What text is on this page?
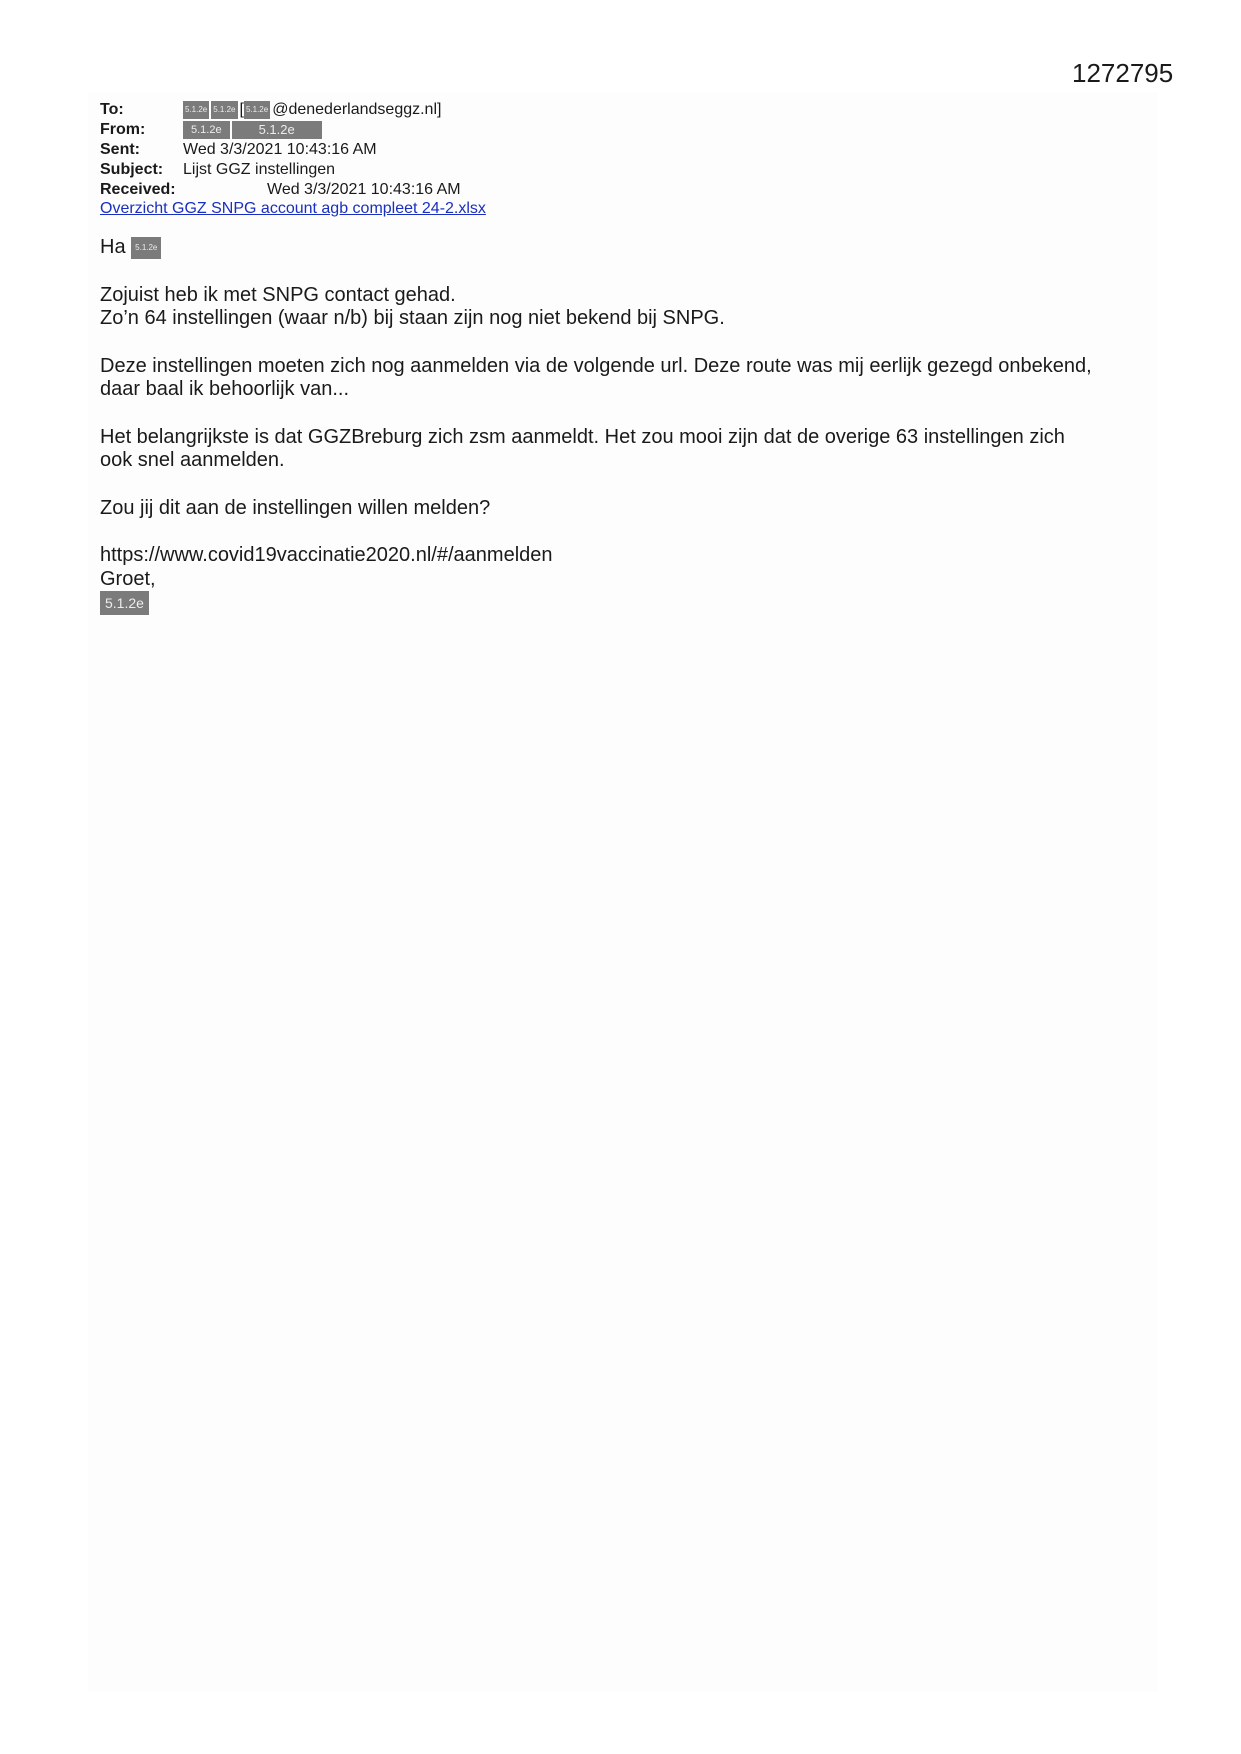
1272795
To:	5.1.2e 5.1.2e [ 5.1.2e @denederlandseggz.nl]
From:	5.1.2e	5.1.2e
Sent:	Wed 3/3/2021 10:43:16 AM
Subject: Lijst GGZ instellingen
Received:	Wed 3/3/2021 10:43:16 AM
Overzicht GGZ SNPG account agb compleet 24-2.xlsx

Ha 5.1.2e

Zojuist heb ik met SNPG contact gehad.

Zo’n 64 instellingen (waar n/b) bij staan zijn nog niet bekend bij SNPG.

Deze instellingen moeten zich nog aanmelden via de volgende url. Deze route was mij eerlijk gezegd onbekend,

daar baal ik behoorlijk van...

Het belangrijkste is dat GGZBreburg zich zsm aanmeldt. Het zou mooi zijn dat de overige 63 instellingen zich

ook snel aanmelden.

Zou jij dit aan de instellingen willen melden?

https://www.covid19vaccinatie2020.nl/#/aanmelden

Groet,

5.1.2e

§ Stated problem
Using the listing above, pick out each line that contains the word "instellingen", then copy it.

§ Task solution
Subject: Lijst GGZ instellingen
Zo’n 64 instellingen (waar n/b) bij staan zijn nog niet bekend bij SNPG.
Deze instellingen moeten zich nog aanmelden via de volgende url. Deze route was mij eerlijk gezegd onbekend,
Het belangrijkste is dat GGZBreburg zich zsm aanmeldt. Het zou mooi zijn dat de overige 63 instellingen zich
Zou jij dit aan de instellingen willen melden?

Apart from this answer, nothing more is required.